• EXERCISE GOAL: For each line in the data below that holds "ylabel", return a copy.

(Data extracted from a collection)
#####
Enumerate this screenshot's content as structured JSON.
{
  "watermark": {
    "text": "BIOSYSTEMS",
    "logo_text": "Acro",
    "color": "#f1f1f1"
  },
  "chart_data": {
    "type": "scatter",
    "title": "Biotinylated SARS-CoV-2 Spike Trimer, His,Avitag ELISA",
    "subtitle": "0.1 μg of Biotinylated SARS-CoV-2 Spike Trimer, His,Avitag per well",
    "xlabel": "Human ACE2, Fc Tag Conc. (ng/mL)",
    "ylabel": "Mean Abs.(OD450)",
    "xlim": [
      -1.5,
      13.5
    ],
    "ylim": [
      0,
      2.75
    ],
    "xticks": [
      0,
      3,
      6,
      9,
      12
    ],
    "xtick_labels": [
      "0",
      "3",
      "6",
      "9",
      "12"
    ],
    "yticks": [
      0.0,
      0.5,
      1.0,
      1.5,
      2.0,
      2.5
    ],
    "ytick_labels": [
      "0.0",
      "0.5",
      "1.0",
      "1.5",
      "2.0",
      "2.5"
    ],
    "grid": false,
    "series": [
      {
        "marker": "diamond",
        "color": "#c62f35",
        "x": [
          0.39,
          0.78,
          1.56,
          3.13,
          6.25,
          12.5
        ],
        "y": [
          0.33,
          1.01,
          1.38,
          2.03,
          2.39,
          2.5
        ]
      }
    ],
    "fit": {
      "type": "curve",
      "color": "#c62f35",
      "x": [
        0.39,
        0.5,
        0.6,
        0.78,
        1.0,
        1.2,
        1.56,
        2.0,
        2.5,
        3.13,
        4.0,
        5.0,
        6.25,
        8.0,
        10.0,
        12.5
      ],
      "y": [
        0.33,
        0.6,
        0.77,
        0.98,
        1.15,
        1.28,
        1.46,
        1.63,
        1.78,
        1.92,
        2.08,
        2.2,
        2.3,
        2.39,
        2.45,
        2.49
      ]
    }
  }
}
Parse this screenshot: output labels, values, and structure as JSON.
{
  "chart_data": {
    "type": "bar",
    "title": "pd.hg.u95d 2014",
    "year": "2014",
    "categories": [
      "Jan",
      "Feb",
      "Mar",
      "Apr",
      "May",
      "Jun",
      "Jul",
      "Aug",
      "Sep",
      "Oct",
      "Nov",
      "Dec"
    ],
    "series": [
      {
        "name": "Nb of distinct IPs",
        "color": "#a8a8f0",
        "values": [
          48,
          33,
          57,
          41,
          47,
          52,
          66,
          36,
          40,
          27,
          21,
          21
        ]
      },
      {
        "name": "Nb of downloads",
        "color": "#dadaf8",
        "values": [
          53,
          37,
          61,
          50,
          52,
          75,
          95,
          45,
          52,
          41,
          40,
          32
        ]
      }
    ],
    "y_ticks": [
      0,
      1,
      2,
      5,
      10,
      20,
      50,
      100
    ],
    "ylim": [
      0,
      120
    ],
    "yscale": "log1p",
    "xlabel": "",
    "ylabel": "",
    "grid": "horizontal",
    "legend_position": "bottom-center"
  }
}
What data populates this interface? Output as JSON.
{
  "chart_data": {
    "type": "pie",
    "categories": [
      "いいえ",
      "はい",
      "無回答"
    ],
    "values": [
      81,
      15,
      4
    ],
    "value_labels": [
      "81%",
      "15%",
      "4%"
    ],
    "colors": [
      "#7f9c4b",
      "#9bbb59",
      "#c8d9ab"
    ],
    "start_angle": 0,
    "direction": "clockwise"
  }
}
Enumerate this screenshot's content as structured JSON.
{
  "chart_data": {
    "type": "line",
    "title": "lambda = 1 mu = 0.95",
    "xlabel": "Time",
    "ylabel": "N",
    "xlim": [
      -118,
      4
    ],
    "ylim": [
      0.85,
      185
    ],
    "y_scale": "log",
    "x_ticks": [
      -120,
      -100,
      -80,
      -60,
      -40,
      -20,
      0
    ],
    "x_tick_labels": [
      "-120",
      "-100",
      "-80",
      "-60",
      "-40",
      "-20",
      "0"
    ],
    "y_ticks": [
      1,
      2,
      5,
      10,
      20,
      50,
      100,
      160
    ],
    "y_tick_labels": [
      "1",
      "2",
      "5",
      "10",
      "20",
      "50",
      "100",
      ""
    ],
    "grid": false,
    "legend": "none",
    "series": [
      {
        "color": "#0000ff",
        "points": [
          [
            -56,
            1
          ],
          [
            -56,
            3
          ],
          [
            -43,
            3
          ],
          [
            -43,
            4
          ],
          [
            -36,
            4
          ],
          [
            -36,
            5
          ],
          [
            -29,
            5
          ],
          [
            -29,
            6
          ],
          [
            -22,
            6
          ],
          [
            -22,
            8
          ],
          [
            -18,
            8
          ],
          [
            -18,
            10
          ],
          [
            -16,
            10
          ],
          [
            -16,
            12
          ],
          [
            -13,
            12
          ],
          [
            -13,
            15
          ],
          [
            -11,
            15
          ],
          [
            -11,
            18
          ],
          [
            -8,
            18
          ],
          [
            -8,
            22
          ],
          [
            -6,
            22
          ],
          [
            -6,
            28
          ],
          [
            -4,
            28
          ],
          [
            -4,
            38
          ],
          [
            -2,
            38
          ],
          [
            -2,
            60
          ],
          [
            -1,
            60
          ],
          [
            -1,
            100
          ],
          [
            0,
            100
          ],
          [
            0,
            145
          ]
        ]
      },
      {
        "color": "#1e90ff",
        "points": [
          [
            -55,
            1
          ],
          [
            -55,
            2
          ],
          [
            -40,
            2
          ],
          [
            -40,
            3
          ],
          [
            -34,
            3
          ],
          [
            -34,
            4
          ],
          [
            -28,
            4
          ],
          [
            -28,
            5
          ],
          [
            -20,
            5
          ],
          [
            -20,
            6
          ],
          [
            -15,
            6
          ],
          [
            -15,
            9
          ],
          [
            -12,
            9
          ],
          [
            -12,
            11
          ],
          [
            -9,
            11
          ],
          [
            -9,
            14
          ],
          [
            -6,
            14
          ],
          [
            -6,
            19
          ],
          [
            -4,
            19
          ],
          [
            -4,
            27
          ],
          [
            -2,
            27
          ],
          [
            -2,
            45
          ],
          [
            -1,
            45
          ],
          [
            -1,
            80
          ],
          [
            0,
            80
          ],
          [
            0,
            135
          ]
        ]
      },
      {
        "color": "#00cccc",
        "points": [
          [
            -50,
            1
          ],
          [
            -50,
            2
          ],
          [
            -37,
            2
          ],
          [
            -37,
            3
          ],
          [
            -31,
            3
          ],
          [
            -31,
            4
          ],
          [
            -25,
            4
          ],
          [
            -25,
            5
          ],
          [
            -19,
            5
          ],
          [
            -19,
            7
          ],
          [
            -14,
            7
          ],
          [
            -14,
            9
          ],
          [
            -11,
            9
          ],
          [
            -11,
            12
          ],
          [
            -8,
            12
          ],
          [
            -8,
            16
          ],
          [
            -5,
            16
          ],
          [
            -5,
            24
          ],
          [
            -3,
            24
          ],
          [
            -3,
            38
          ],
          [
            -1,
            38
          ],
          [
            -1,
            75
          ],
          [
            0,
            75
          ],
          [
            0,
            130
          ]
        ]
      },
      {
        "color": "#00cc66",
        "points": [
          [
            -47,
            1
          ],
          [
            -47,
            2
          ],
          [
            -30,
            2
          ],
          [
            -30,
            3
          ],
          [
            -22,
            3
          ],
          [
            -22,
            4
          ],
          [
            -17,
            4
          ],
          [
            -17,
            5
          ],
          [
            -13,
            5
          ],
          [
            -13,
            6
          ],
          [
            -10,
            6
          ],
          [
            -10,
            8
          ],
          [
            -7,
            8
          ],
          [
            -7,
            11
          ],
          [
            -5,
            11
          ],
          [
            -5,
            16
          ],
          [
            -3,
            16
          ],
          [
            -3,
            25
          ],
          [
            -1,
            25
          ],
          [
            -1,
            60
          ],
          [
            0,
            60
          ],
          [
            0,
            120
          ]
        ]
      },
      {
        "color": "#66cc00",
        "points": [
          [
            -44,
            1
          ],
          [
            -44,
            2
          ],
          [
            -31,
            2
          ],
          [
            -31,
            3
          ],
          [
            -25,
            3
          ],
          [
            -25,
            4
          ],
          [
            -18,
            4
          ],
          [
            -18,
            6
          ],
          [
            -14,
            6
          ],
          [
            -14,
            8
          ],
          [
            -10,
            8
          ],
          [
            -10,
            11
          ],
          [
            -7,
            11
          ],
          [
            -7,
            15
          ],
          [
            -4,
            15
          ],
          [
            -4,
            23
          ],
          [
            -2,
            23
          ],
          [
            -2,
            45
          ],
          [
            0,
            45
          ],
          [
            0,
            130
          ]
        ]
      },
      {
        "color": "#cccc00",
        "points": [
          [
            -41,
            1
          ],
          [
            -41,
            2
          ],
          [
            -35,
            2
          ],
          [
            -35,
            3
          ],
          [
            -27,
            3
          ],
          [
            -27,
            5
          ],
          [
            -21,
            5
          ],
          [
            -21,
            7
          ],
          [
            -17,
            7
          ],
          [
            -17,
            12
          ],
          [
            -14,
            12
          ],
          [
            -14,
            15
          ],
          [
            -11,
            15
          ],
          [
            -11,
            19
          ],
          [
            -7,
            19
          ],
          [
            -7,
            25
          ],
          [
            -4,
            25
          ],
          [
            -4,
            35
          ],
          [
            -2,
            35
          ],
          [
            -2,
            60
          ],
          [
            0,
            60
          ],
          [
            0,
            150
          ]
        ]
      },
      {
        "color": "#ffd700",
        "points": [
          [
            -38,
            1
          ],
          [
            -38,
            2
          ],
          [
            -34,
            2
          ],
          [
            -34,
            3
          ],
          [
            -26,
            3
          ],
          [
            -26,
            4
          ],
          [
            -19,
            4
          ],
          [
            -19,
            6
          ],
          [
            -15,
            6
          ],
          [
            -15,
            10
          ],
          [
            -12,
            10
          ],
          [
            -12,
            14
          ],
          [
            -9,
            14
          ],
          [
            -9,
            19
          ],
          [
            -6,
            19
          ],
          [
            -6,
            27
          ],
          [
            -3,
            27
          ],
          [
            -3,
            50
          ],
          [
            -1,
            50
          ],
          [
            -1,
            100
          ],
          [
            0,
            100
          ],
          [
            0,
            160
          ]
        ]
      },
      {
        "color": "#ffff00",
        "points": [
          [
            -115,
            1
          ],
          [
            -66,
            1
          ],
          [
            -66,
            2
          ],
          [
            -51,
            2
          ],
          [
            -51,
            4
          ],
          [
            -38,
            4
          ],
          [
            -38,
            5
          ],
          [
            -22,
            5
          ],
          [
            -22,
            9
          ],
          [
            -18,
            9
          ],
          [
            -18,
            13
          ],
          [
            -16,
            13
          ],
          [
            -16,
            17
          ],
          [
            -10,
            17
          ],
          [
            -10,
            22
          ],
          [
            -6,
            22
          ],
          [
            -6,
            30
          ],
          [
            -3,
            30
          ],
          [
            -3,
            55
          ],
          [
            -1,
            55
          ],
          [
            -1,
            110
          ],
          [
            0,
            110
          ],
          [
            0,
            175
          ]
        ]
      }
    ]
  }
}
#####
• TASK RESULT:
    "ylabel": "Mean Abs.(OD450)",
    "ylabel": "",
    "ylabel": "N",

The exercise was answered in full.